**Written problem A:**
Answer these questions using the acknowledgments passage:
(i) What role did Lennart and Katrin Nordmark play for the writer?
(ii) Which organization is thanked for helping the writer realize the dream of going abroad?
(iii) Who is thanked for being the writer's best mate in Sweden?
**Written problem B:**
For each statement, decide whether it agrees with the acknowledgments passage. Answer yes or no, and quote the words that decide it.
(i) Professor Jerald Catt-Oliason is thanked for teaching the writer to remember to listen.
(ii) Katrin Ruffing hosted the writer during a visit to Sweden.
(iii) The corridor mates who are thanked came from the Fall semester only.
**** Extracted text
The best part about studying abroad? The people you meet. Photo: Ben Mack

The list of people who I’d like to thank could literally fill an entire novel, but to name just a few I’d especially like to thank University Studies Abroad Consortium (USAC) for helping me realize my dream of going abroad, Lennart and Katrin Nordmark (my host parents) for helping create a home away from home (not to mention providing more “cultural experiences” than I can count), Karin Siöö and the rest of the International Office at Linnaeus University, Professor Jerald Catt-Oliason for teaching me to remember to listen, Katrin Ruffing for inspiring me to go abroad and being such a gracious host when I visited Germany, Jana Lepple and Clementine Monet for also inspiring me to cross the Atlantic, Sari Kiviharju and Sara Vanaikka for giving perspective to things, Foluoso Abbey for helping me see inward, John Harrigan for reminding me that the world is not flat, my parents for all their love and support (both financially and emotionally), my wonderful corridor mates – from both the Fall and Spring semesters – for helping make me feel like part one big, dysfunctional family, Martin Winberg for being my best mate in Sweden and keeping me sane (and for teaching me more than a little Swedish), Julie Blomberg for encouraging me to have faith in myself (not to mention question everything), Corrine Henke and the International Office at Boise State University, Christine Deppe for always being there when I needed to talk to someone, Tamar Amashukeli for helping me see the world through new eyes, Alina Merinscu for being a doppelgänger for so many of my adventures, and of course the people of Sweden for putting up with me for the past year.
********
**** Provided records
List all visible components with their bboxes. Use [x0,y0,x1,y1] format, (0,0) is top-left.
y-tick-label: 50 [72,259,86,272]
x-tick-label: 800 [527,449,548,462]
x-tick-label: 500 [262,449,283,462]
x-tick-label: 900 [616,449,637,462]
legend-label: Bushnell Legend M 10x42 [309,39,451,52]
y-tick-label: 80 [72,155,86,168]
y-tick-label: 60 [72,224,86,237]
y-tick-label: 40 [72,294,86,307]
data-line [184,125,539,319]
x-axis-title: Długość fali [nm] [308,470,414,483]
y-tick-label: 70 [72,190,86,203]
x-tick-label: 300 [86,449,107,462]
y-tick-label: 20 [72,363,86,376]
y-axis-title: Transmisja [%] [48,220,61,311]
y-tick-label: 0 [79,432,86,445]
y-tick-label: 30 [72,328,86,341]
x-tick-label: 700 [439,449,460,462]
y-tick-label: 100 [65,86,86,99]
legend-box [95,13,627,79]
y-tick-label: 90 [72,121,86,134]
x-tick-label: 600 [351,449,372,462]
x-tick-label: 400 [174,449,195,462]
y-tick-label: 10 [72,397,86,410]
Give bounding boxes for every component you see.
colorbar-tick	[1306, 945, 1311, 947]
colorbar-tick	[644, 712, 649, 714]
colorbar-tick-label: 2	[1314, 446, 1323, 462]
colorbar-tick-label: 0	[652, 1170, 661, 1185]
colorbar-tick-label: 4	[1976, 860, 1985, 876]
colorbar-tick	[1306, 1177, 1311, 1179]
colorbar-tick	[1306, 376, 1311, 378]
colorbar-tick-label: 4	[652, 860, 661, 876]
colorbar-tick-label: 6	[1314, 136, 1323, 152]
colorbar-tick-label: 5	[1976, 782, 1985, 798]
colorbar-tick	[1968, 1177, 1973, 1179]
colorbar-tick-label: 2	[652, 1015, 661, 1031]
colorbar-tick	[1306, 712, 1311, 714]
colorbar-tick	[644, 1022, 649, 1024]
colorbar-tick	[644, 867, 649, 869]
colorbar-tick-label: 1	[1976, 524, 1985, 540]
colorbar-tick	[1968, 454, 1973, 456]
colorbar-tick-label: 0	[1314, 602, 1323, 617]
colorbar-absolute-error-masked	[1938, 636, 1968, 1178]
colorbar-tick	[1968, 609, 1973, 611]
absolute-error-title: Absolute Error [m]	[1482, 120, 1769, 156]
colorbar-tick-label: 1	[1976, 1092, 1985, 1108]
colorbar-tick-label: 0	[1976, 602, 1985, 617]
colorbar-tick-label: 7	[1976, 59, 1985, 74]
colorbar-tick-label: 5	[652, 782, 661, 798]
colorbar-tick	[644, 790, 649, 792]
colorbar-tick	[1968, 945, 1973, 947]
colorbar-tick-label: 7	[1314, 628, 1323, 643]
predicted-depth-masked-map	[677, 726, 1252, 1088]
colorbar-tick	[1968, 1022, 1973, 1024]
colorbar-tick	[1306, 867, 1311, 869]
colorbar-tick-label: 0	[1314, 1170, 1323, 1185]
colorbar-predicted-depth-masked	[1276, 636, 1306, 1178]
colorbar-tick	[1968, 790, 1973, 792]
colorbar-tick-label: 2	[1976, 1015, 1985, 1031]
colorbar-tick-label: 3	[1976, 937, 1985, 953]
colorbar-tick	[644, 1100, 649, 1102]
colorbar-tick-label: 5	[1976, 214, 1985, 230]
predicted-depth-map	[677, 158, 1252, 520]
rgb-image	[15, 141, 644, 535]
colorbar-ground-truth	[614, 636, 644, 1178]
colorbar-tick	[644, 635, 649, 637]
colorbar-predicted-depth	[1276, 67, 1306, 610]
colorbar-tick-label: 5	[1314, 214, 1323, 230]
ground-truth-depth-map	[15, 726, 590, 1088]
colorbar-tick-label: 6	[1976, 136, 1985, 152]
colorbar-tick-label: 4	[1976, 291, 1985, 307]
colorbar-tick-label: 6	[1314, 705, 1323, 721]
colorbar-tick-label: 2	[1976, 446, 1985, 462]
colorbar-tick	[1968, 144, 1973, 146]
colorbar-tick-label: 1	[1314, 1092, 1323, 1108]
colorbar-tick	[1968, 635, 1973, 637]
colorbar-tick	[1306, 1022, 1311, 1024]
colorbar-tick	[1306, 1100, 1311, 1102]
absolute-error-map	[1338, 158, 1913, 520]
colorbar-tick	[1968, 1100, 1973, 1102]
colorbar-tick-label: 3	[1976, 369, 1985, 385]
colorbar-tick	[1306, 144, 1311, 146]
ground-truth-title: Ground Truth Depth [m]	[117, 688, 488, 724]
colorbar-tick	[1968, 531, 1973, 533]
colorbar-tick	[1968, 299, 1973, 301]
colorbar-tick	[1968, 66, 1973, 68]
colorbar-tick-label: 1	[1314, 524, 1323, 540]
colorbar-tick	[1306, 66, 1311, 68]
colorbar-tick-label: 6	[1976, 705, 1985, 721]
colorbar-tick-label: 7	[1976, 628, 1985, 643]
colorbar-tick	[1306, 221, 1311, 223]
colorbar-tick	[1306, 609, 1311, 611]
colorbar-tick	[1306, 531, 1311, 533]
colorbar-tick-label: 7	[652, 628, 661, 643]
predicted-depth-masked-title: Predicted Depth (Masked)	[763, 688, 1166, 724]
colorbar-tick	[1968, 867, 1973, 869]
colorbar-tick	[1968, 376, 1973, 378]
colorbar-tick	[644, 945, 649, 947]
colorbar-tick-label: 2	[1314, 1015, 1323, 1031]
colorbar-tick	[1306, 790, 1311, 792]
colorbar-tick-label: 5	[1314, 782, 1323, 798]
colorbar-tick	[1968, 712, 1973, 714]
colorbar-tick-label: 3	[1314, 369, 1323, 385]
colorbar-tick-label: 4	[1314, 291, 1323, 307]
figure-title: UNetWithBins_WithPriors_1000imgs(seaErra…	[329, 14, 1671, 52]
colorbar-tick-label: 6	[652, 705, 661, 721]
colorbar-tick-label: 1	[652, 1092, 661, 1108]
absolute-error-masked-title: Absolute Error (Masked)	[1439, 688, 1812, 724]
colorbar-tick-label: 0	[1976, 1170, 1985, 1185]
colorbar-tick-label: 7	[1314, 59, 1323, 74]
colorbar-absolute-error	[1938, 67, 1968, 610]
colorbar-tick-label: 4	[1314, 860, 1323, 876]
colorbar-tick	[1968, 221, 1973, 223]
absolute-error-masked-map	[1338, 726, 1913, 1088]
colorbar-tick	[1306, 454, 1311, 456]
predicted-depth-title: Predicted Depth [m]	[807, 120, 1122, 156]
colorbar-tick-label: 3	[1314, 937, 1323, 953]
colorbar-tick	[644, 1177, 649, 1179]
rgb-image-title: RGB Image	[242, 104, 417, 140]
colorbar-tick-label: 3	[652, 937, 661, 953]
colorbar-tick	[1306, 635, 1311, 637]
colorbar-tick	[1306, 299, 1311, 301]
********
**** Provided records
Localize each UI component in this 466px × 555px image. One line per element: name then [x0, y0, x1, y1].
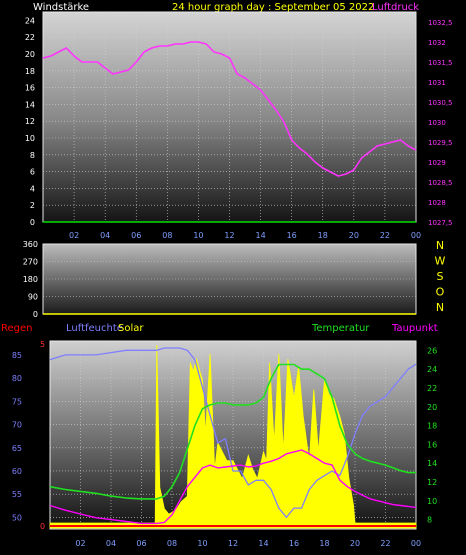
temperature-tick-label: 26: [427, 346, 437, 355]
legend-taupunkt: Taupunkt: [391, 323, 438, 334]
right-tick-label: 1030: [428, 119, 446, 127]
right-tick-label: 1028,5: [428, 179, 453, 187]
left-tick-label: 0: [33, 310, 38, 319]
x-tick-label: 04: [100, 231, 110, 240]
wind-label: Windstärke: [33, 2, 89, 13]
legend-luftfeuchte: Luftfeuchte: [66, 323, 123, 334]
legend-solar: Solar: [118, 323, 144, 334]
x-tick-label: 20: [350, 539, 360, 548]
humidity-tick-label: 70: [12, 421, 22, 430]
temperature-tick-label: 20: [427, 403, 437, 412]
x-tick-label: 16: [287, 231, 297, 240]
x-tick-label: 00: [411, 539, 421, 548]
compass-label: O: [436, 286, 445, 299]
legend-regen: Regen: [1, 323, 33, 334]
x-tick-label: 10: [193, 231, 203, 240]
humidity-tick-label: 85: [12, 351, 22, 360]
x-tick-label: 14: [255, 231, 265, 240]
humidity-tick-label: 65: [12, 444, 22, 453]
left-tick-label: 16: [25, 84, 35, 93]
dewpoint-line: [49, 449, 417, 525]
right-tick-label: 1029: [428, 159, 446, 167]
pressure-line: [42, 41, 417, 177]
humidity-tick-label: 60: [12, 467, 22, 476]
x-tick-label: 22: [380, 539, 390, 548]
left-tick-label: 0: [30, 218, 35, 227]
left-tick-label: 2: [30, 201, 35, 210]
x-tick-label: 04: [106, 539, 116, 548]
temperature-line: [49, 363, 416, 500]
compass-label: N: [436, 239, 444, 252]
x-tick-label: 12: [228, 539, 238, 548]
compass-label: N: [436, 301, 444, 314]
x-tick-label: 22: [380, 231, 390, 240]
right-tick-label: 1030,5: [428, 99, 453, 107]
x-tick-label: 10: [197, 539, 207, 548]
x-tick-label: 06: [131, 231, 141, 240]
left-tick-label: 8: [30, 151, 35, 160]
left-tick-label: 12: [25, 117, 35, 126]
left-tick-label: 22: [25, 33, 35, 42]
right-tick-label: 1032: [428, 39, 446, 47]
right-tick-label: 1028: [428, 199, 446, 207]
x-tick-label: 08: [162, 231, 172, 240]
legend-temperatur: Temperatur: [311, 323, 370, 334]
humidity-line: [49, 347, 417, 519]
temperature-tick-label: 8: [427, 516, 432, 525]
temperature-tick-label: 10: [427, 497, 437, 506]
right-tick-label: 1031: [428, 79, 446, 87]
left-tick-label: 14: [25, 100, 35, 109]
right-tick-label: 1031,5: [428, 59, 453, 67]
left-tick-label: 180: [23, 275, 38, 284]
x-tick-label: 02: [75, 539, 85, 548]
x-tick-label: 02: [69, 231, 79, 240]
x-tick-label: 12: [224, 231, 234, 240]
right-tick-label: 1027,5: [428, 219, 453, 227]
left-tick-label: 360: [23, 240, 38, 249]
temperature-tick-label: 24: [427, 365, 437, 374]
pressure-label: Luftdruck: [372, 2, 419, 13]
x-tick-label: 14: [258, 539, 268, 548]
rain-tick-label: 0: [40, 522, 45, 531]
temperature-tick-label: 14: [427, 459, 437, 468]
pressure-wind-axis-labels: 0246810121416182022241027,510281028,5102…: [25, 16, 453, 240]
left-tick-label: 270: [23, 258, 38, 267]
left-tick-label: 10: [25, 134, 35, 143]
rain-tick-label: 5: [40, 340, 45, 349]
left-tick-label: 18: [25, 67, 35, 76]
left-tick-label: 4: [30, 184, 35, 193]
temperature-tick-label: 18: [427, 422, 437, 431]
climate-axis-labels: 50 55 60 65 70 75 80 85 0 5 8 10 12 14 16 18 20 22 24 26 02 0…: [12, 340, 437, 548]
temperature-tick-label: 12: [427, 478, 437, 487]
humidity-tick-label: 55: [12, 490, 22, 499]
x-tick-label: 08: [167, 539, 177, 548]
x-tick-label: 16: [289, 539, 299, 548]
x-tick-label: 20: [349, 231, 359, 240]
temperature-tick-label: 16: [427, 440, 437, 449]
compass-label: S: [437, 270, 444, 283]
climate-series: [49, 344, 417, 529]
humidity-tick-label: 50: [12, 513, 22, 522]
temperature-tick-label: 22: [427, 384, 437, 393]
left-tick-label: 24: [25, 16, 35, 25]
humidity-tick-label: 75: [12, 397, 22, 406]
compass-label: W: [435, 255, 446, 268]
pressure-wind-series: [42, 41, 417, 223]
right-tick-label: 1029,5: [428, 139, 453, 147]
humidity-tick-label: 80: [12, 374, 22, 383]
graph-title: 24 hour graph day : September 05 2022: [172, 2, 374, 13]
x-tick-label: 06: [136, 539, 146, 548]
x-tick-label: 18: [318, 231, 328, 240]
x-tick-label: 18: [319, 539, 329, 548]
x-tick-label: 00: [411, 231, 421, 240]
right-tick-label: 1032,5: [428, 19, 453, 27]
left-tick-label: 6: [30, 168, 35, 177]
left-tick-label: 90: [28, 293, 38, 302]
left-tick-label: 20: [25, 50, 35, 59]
********
**** Provided records
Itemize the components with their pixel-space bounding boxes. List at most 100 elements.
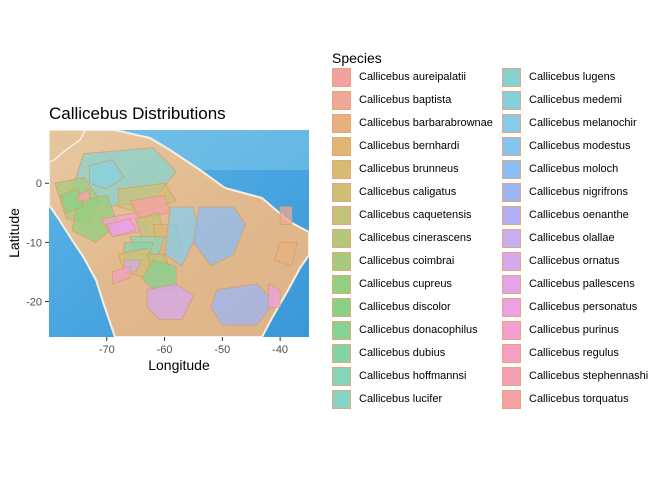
********
**Written answer A:**
(i) They were the writer's host parents.
(ii) University Studies Abroad Consortium (USAC).
(iii) Martin Winberg.

**Written answer B:**
(i) Yes: "Professor Jerald Catt-Oliason for teaching me to remember to listen"
(ii) No: "being such a gracious host when I visited Germany"
(iii) No: "from both the Fall and Spring semesters"